◆ Task brief
Copy every line from the data below in which the string "амулетов" can be found.
# START OF Material for this exercise
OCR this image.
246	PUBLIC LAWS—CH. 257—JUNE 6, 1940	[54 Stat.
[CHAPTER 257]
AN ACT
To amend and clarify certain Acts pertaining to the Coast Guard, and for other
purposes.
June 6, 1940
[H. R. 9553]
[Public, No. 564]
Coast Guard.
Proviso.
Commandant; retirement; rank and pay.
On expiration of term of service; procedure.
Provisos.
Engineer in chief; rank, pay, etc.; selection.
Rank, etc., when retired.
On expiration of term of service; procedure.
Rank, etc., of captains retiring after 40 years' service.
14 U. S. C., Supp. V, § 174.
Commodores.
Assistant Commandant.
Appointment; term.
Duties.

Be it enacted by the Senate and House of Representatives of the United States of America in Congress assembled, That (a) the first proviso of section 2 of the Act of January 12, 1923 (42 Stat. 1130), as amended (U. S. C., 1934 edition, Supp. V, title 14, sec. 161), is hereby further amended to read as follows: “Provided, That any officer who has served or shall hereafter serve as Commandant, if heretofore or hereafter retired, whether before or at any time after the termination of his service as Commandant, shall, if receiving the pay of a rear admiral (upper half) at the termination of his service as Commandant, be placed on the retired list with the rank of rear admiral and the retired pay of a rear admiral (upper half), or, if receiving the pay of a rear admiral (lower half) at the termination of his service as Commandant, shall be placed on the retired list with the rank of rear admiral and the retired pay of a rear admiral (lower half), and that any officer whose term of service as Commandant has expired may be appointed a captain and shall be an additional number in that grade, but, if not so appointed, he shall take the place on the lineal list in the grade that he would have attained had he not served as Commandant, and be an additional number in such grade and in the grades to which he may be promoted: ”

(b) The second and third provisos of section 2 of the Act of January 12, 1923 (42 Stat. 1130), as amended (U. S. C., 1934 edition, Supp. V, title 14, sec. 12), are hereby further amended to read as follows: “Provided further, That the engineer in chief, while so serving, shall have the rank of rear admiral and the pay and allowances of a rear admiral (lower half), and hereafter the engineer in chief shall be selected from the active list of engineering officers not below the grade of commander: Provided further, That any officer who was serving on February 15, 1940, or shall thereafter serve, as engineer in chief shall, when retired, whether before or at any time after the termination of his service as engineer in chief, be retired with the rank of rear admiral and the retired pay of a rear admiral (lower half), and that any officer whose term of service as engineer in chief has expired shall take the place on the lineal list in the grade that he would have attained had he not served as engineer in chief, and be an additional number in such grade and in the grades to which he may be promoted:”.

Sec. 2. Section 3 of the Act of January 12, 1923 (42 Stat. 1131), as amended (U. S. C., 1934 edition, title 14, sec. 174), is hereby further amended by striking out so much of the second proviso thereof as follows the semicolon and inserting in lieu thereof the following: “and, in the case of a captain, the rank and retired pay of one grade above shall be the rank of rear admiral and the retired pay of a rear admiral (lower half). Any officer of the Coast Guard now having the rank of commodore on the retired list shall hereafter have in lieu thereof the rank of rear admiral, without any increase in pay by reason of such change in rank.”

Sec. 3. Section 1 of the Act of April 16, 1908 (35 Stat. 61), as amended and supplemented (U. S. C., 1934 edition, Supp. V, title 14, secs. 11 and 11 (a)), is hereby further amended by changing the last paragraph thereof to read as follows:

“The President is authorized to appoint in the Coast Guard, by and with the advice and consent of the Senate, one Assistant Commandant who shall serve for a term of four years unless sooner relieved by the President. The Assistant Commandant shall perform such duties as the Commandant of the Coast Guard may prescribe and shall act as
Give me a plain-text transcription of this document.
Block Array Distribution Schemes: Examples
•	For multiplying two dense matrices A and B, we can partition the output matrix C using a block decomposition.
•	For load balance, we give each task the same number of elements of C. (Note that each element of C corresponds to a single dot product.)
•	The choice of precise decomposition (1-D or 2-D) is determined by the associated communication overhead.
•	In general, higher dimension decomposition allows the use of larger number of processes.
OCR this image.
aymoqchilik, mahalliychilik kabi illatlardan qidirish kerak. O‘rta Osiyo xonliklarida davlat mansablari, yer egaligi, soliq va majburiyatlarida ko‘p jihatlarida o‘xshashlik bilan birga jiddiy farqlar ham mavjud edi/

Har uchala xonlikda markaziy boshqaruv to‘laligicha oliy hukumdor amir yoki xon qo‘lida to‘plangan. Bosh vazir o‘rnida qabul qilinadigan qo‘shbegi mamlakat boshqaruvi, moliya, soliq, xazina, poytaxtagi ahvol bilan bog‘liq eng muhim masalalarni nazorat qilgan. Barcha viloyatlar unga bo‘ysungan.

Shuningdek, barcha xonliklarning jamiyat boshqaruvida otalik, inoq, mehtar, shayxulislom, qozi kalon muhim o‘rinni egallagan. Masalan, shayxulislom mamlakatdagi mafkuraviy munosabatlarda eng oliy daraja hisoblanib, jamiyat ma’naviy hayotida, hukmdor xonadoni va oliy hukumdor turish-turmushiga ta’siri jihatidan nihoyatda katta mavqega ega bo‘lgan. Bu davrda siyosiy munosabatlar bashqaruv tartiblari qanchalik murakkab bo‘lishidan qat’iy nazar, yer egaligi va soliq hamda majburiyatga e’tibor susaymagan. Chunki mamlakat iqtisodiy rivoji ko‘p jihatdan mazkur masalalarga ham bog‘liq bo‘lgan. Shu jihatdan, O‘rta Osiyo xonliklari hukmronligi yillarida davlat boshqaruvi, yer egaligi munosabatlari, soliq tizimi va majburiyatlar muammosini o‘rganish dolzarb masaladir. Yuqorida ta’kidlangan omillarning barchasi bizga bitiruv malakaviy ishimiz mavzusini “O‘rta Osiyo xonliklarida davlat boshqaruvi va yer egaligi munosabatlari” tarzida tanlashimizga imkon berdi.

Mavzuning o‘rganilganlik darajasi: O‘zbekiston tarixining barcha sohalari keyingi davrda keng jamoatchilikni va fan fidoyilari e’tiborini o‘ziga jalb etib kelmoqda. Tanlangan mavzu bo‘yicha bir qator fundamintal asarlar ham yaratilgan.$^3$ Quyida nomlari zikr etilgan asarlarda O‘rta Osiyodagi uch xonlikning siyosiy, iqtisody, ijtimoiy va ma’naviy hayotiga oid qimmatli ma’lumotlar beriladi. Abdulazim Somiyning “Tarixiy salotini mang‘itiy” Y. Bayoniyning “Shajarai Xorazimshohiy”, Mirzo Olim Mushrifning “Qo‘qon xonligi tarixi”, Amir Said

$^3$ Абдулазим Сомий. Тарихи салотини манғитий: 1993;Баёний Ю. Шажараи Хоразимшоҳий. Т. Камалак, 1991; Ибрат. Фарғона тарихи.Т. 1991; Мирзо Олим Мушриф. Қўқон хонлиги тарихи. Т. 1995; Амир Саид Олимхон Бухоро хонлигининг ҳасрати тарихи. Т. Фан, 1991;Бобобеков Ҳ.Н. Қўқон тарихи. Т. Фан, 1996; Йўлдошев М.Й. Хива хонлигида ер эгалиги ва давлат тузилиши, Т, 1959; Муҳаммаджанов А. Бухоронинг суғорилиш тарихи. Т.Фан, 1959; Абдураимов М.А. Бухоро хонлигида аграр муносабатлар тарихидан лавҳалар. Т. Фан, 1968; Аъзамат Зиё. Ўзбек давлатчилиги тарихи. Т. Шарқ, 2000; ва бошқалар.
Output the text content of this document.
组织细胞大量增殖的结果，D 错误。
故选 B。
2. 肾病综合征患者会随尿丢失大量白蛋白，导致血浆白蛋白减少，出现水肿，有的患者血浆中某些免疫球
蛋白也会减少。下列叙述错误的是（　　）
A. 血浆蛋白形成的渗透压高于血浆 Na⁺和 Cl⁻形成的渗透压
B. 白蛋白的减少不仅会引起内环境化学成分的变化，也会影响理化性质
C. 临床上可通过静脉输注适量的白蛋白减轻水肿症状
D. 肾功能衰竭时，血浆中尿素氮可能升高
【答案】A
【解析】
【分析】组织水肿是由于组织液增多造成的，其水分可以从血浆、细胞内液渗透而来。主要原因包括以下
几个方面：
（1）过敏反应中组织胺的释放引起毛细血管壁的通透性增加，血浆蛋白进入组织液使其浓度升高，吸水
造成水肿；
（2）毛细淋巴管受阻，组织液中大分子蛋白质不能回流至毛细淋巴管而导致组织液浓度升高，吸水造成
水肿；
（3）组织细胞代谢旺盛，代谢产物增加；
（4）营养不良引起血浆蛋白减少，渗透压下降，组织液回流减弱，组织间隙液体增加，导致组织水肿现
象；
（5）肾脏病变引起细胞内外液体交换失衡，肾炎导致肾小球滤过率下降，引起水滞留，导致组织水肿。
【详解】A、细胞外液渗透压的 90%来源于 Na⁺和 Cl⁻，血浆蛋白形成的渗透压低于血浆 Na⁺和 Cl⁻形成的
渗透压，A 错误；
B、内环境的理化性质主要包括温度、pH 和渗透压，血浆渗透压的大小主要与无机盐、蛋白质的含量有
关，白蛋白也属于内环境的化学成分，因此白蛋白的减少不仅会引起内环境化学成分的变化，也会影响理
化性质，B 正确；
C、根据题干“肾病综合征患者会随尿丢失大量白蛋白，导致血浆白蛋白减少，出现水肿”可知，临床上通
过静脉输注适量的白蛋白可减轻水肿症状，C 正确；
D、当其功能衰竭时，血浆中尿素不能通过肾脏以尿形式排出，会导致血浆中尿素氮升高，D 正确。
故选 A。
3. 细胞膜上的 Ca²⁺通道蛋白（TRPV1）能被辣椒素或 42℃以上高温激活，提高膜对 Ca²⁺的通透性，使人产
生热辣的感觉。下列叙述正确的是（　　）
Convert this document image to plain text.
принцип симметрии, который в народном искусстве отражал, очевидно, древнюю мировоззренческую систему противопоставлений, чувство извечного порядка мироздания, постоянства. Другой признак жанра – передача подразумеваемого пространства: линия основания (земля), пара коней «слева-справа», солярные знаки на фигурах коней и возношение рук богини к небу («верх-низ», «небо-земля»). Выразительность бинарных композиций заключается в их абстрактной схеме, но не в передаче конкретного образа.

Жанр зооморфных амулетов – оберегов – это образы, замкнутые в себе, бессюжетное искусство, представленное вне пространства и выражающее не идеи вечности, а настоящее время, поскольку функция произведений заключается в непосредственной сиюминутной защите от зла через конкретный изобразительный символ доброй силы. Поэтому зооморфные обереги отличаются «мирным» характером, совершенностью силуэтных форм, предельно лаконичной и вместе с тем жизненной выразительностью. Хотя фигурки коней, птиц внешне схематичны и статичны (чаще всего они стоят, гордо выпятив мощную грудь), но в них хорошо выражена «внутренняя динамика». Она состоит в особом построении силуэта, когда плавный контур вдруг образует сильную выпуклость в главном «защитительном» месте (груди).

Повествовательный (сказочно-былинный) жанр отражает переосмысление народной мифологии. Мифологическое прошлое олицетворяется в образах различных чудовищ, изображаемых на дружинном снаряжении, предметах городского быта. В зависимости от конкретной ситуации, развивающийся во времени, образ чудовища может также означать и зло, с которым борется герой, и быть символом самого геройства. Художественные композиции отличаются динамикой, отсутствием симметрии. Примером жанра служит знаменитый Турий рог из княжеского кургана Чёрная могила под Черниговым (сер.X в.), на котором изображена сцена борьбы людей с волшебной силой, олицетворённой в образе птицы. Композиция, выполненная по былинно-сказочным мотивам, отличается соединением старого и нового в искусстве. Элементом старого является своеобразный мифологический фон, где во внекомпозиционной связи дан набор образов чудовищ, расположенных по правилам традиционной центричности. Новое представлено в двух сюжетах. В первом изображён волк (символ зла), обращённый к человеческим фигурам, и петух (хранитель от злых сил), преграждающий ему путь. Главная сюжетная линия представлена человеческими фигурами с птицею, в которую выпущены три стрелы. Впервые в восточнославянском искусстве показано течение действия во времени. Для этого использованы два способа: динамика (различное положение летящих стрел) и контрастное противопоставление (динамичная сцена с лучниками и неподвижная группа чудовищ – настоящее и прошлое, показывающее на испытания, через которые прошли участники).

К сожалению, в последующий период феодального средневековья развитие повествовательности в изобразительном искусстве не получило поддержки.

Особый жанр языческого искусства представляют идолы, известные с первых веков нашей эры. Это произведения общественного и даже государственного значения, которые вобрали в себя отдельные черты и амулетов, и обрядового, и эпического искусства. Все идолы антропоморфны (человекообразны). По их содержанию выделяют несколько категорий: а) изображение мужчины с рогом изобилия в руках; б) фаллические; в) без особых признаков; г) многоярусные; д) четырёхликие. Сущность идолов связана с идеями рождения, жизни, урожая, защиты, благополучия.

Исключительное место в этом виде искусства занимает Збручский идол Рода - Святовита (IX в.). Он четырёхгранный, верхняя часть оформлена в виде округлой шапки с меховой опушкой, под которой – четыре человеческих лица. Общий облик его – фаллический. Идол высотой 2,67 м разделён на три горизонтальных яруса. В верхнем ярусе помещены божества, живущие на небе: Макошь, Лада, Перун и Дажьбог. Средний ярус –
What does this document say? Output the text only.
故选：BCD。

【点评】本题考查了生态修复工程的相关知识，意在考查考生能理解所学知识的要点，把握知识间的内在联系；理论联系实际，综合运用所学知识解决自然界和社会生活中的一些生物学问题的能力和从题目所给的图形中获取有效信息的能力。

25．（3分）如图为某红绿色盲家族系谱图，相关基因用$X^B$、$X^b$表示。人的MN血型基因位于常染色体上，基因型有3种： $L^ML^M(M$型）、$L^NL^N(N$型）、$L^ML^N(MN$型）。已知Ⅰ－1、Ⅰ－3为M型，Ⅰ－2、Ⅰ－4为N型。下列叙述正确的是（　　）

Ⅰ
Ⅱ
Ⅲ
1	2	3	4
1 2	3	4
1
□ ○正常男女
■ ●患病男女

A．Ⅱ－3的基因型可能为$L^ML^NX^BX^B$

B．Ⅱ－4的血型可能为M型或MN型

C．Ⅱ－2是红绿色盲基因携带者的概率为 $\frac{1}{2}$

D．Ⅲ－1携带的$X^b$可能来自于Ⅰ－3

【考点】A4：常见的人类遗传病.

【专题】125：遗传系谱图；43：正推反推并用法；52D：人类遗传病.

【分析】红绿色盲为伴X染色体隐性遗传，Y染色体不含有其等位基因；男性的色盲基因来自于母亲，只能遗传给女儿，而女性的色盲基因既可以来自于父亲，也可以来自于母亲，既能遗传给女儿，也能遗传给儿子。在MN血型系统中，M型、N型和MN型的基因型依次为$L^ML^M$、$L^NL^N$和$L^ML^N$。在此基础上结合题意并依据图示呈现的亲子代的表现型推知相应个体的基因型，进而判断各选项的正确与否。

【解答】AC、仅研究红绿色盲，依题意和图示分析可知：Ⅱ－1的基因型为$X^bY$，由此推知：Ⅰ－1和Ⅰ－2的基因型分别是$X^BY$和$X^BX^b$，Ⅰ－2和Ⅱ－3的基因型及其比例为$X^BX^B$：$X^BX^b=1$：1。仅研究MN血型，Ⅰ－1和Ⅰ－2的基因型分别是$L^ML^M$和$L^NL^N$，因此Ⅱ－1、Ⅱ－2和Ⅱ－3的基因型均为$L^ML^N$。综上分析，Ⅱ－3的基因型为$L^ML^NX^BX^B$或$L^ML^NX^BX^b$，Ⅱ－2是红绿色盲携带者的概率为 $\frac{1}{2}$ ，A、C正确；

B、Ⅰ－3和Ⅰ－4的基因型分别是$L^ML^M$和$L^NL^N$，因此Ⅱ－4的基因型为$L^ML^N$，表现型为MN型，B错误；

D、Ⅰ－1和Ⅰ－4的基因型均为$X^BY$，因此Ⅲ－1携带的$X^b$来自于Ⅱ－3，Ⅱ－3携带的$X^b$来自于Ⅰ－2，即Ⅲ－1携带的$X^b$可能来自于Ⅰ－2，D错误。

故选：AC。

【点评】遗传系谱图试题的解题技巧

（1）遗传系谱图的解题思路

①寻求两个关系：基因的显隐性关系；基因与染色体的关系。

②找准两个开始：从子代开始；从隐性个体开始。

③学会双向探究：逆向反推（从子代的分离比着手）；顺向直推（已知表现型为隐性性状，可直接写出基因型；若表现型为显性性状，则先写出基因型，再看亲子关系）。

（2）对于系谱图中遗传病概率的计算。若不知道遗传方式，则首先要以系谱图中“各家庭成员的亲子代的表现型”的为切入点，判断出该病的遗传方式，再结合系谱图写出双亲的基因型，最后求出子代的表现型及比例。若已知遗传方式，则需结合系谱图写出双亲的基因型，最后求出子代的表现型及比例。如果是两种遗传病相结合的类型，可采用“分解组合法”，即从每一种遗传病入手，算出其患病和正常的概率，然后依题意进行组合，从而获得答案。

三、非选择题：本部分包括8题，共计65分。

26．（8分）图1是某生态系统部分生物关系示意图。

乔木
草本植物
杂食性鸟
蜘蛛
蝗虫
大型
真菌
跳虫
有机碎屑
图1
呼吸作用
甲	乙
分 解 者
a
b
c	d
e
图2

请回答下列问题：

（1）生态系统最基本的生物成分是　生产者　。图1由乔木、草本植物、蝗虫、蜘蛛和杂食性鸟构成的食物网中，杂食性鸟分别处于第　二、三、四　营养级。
# END OF Material for this exercise
◆ Task response
Жанр зооморфных амулетов – оберегов – это образы, замкнутые в себе, бессюжетное искусство, представленное вне пространства и выражающее не идеи вечности, а настоящее время, поскольку функция произведений заключается в непосредственной сиюминутной защите от зла через конкретный изобразительный символ доброй силы. Поэтому зооморфные обереги отличаются «мирным» характером, совершенностью силуэтных форм, предельно лаконичной и вместе с тем жизненной выразительностью. Хотя фигурки коней, птиц внешне схематичны и статичны (чаще всего они стоят, гордо выпятив мощную грудь), но в них хорошо выражена «внутренняя динамика». Она состоит в особом построении силуэта, когда плавный контур вдруг образует сильную выпуклость в главном «защитительном» месте (груди).
Особый жанр языческого искусства представляют идолы, известные с первых веков нашей эры. Это произведения общественного и даже государственного значения, которые вобрали в себя отдельные черты и амулетов, и обрядового, и эпического искусства. Все идолы антропоморфны (человекообразны). По их содержанию выделяют несколько категорий: а) изображение мужчины с рогом изобилия в руках; б) фаллические; в) без особых признаков; г) многоярусные; д) четырёхликие. Сущность идолов связана с идеями рождения, жизни, урожая, защиты, благополучия.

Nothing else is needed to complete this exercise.